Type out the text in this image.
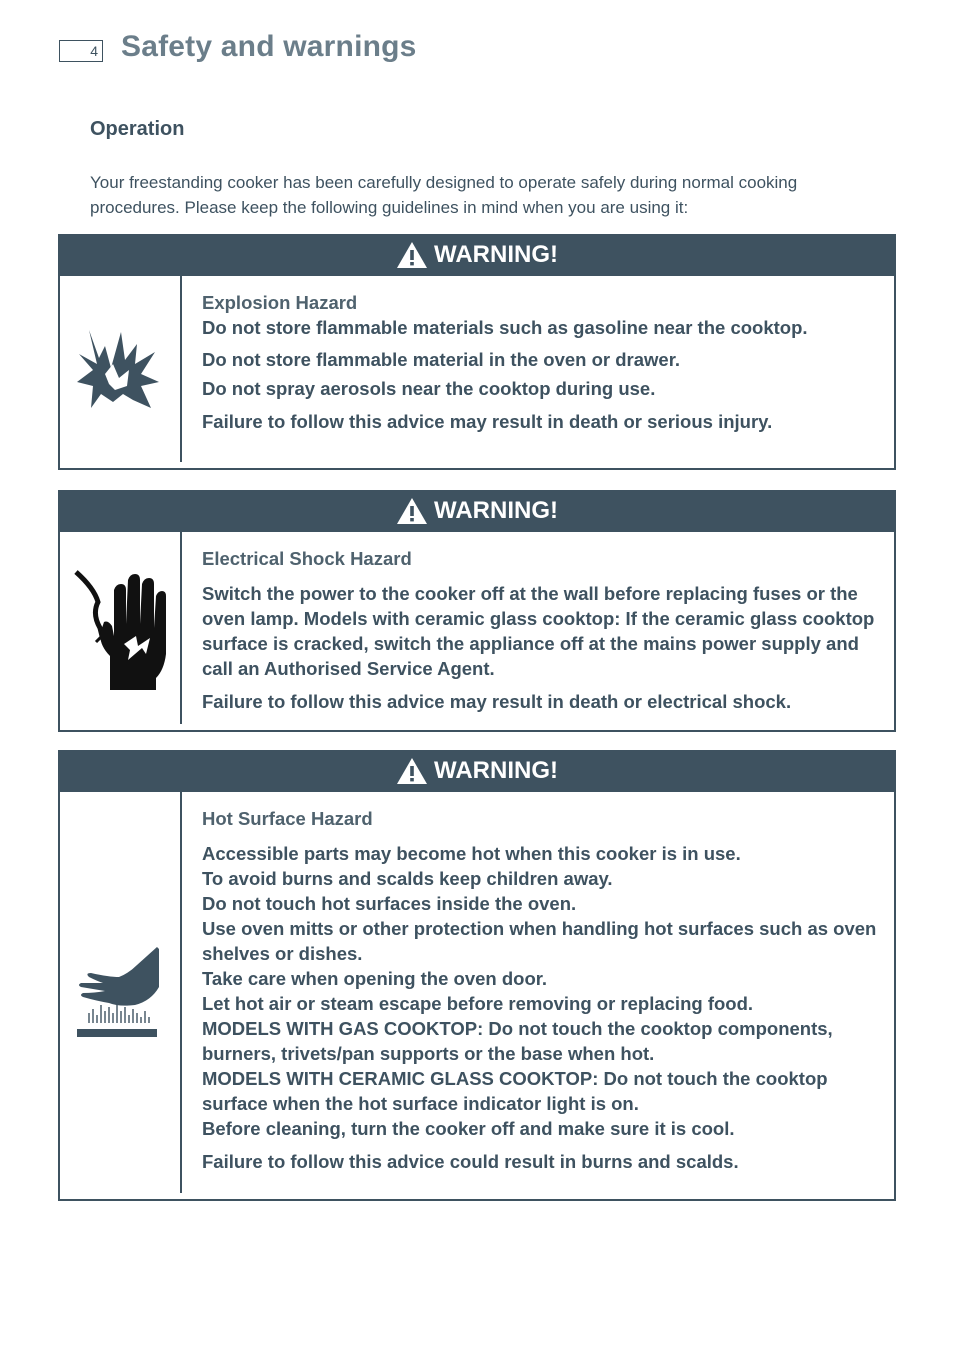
4 Safety and warnings
Operation

Your freestanding cooker has been carefully designed to operate safely during normal cooking procedures. Please keep the following guidelines in mind when you are using it:

WARNING!

Explosion Hazard

Do not store flammable materials such as gasoline near the cooktop.

Do not store flammable material in the oven or drawer.

Do not spray aerosols near the cooktop during use.

Failure to follow this advice may result in death or serious injury.

WARNING!

Electrical Shock Hazard

Switch the power to the cooker off at the wall before replacing fuses or the oven lamp. Models with ceramic glass cooktop: If the ceramic glass cooktop surface is cracked, switch the appliance off at the mains power supply and call an Authorised Service Agent.

Failure to follow this advice may result in death or electrical shock.

WARNING!

Hot Surface Hazard

Accessible parts may become hot when this cooker is in use.

To avoid burns and scalds keep children away.

Do not touch hot surfaces inside the oven.

Use oven mitts or other protection when handling hot surfaces such as oven shelves or dishes.

Take care when opening the oven door.

Let hot air or steam escape before removing or replacing food.

MODELS WITH GAS COOKTOP: Do not touch the cooktop components, burners, trivets/pan supports or the base when hot.

MODELS WITH CERAMIC GLASS COOKTOP: Do not touch the cooktop surface when the hot surface indicator light is on.

Before cleaning, turn the cooker off and make sure it is cool.

Failure to follow this advice could result in burns and scalds.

---

◆ **Written problem**
Give every record again exactly, apart from the pictures, which stay out.

◆ **Reply to the task**
Type out the text in this image.
4 Safety and warnings
Operation

Your freestanding cooker has been carefully designed to operate safely during normal cooking procedures. Please keep the following guidelines in mind when you are using it:

WARNING!

Explosion Hazard

Do not store flammable materials such as gasoline near the cooktop.

Do not store flammable material in the oven or drawer.

Do not spray aerosols near the cooktop during use.

Failure to follow this advice may result in death or serious injury.

WARNING!

Electrical Shock Hazard

Switch the power to the cooker off at the wall before replacing fuses or the oven lamp. Models with ceramic glass cooktop: If the ceramic glass cooktop surface is cracked, switch the appliance off at the mains power supply and call an Authorised Service Agent.

Failure to follow this advice may result in death or electrical shock.

WARNING!

Hot Surface Hazard

Accessible parts may become hot when this cooker is in use.

To avoid burns and scalds keep children away.

Do not touch hot surfaces inside the oven.

Use oven mitts or other protection when handling hot surfaces such as oven shelves or dishes.

Take care when opening the oven door.

Let hot air or steam escape before removing or replacing food.

MODELS WITH GAS COOKTOP: Do not touch the cooktop components, burners, trivets/pan supports or the base when hot.

MODELS WITH CERAMIC GLASS COOKTOP: Do not touch the cooktop surface when the hot surface indicator light is on.

Before cleaning, turn the cooker off and make sure it is cool.

Failure to follow this advice could result in burns and scalds.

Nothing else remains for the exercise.